The data below is to be returned in full and exactly.

───

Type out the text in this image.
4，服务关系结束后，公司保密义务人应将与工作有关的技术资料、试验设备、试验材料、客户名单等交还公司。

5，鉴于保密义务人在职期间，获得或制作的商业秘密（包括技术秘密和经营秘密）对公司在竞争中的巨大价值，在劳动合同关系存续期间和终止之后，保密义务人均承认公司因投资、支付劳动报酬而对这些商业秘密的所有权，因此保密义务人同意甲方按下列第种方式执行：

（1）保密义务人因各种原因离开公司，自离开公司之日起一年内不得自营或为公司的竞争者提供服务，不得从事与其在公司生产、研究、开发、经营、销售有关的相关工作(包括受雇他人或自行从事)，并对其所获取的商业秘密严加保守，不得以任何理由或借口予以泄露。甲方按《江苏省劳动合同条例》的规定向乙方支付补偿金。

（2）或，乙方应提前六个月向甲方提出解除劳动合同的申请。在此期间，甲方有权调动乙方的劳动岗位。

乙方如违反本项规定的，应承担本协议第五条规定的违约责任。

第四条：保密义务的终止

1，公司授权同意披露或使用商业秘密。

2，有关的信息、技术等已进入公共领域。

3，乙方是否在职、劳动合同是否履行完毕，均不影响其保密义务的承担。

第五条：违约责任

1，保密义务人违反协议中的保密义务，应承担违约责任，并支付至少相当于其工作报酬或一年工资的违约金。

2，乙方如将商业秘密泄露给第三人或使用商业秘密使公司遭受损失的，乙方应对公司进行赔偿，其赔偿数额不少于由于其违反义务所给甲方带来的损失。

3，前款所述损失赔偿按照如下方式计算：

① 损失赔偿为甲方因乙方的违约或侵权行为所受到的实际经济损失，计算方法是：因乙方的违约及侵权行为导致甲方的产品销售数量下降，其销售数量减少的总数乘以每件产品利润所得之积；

───

[Reply to the exercise]
Type out the text in this image.
4，服务关系结束后，公司保密义务人应将与工作有关的技术资料、试验设备、试验材料、客户名单等交还公司。

5，鉴于保密义务人在职期间，获得或制作的商业秘密（包括技术秘密和经营秘密）对公司在竞争中的巨大价值，在劳动合同关系存续期间和终止之后，保密义务人均承认公司因投资、支付劳动报酬而对这些商业秘密的所有权，因此保密义务人同意甲方按下列第种方式执行：

（1）保密义务人因各种原因离开公司，自离开公司之日起一年内不得自营或为公司的竞争者提供服务，不得从事与其在公司生产、研究、开发、经营、销售有关的相关工作(包括受雇他人或自行从事)，并对其所获取的商业秘密严加保守，不得以任何理由或借口予以泄露。甲方按《江苏省劳动合同条例》的规定向乙方支付补偿金。

（2）或，乙方应提前六个月向甲方提出解除劳动合同的申请。在此期间，甲方有权调动乙方的劳动岗位。

乙方如违反本项规定的，应承担本协议第五条规定的违约责任。

第四条：保密义务的终止

1，公司授权同意披露或使用商业秘密。

2，有关的信息、技术等已进入公共领域。

3，乙方是否在职、劳动合同是否履行完毕，均不影响其保密义务的承担。

第五条：违约责任

1，保密义务人违反协议中的保密义务，应承担违约责任，并支付至少相当于其工作报酬或一年工资的违约金。

2，乙方如将商业秘密泄露给第三人或使用商业秘密使公司遭受损失的，乙方应对公司进行赔偿，其赔偿数额不少于由于其违反义务所给甲方带来的损失。

3，前款所述损失赔偿按照如下方式计算：

① 损失赔偿为甲方因乙方的违约或侵权行为所受到的实际经济损失，计算方法是：因乙方的违约及侵权行为导致甲方的产品销售数量下降，其销售数量减少的总数乘以每件产品利润所得之积；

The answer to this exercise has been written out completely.